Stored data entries
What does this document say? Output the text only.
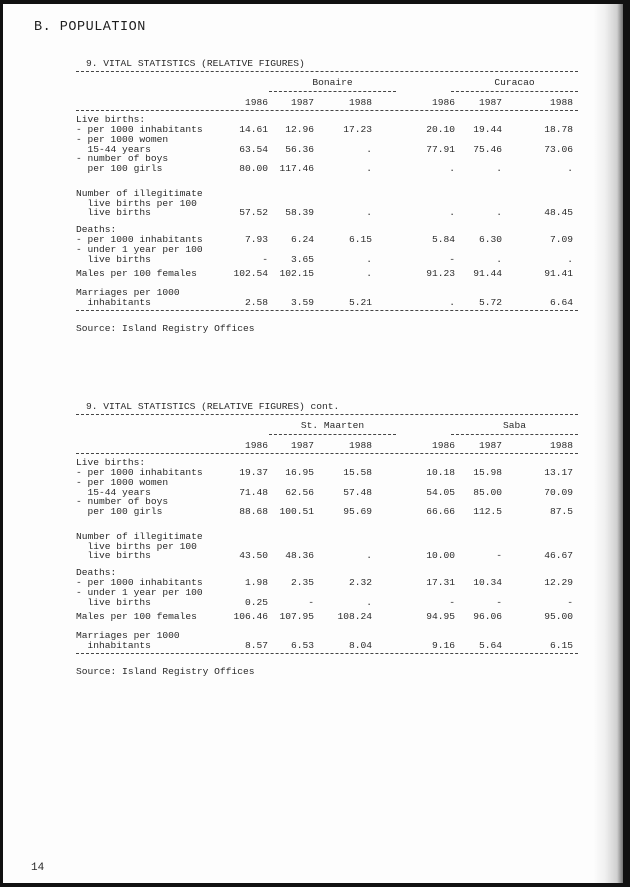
B. POPULATION
9. VITAL STATISTICS (RELATIVE FIGURES)
Bonaire	Curacao
1986	1987	1988	1986	1987	1988
Live births:
- per 1000 inhabitants	14.61	12.96	17.23	20.10	19.44	18.78
- per 1000 women
15-44 years	63.54	56.36	.	77.91	75.46	73.06
- number of boys
per 100 girls	80.00	117.46	.	.	.	.
Number of illegitimate
live births per 100
live births	57.52	58.39	.	.	.	48.45
Deaths:
- per 1000 inhabitants	7.93	6.24	6.15	5.84	6.30	7.09
- under 1 year per 100
live births	-	3.65	.	-	.	.
Males per 100 females	102.54	102.15	.	91.23	91.44	91.41
Marriages per 1000
inhabitants	2.58	3.59	5.21	.	5.72	6.64
Source: Island Registry Offices
9. VITAL STATISTICS (RELATIVE FIGURES) cont.
St. Maarten	Saba
1986	1987	1988	1986	1987	1988
Live births:
- per 1000 inhabitants	19.37	16.95	15.58	10.18	15.98	13.17
- per 1000 women
15-44 years	71.48	62.56	57.48	54.05	85.00	70.09
- number of boys
per 100 girls	88.68	100.51	95.69	66.66	112.5	87.5
Number of illegitimate
live births per 100
live births	43.50	48.36	.	10.00	-	46.67
Deaths:
- per 1000 inhabitants	1.98	2.35	2.32	17.31	10.34	12.29
- under 1 year per 100
live births	0.25	-	.	-	-	-
Males per 100 females	106.46	107.95	108.24	94.95	96.06	95.00
Marriages per 1000
inhabitants	8.57	6.53	8.04	9.16	5.64	6.15
Source: Island Registry Offices
14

Instructions for the task
Can you repeat every record above exactly, apart from the pictures?

Task response
What does this document say? Output the text only.
B. POPULATION
9. VITAL STATISTICS (RELATIVE FIGURES)
Bonaire	Curacao
1986	1987	1988	1986	1987	1988
Live births:
- per 1000 inhabitants	14.61	12.96	17.23	20.10	19.44	18.78
- per 1000 women
15-44 years	63.54	56.36	.	77.91	75.46	73.06
- number of boys
per 100 girls	80.00	117.46	.	.	.	.
Number of illegitimate
live births per 100
live births	57.52	58.39	.	.	.	48.45
Deaths:
- per 1000 inhabitants	7.93	6.24	6.15	5.84	6.30	7.09
- under 1 year per 100
live births	-	3.65	.	-	.	.
Males per 100 females	102.54	102.15	.	91.23	91.44	91.41
Marriages per 1000
inhabitants	2.58	3.59	5.21	.	5.72	6.64
Source: Island Registry Offices
9. VITAL STATISTICS (RELATIVE FIGURES) cont.
St. Maarten	Saba
1986	1987	1988	1986	1987	1988
Live births:
- per 1000 inhabitants	19.37	16.95	15.58	10.18	15.98	13.17
- per 1000 women
15-44 years	71.48	62.56	57.48	54.05	85.00	70.09
- number of boys
per 100 girls	88.68	100.51	95.69	66.66	112.5	87.5
Number of illegitimate
live births per 100
live births	43.50	48.36	.	10.00	-	46.67
Deaths:
- per 1000 inhabitants	1.98	2.35	2.32	17.31	10.34	12.29
- under 1 year per 100
live births	0.25	-	.	-	-	-
Males per 100 females	106.46	107.95	108.24	94.95	96.06	95.00
Marriages per 1000
inhabitants	8.57	6.53	8.04	9.16	5.64	6.15
Source: Island Registry Offices
14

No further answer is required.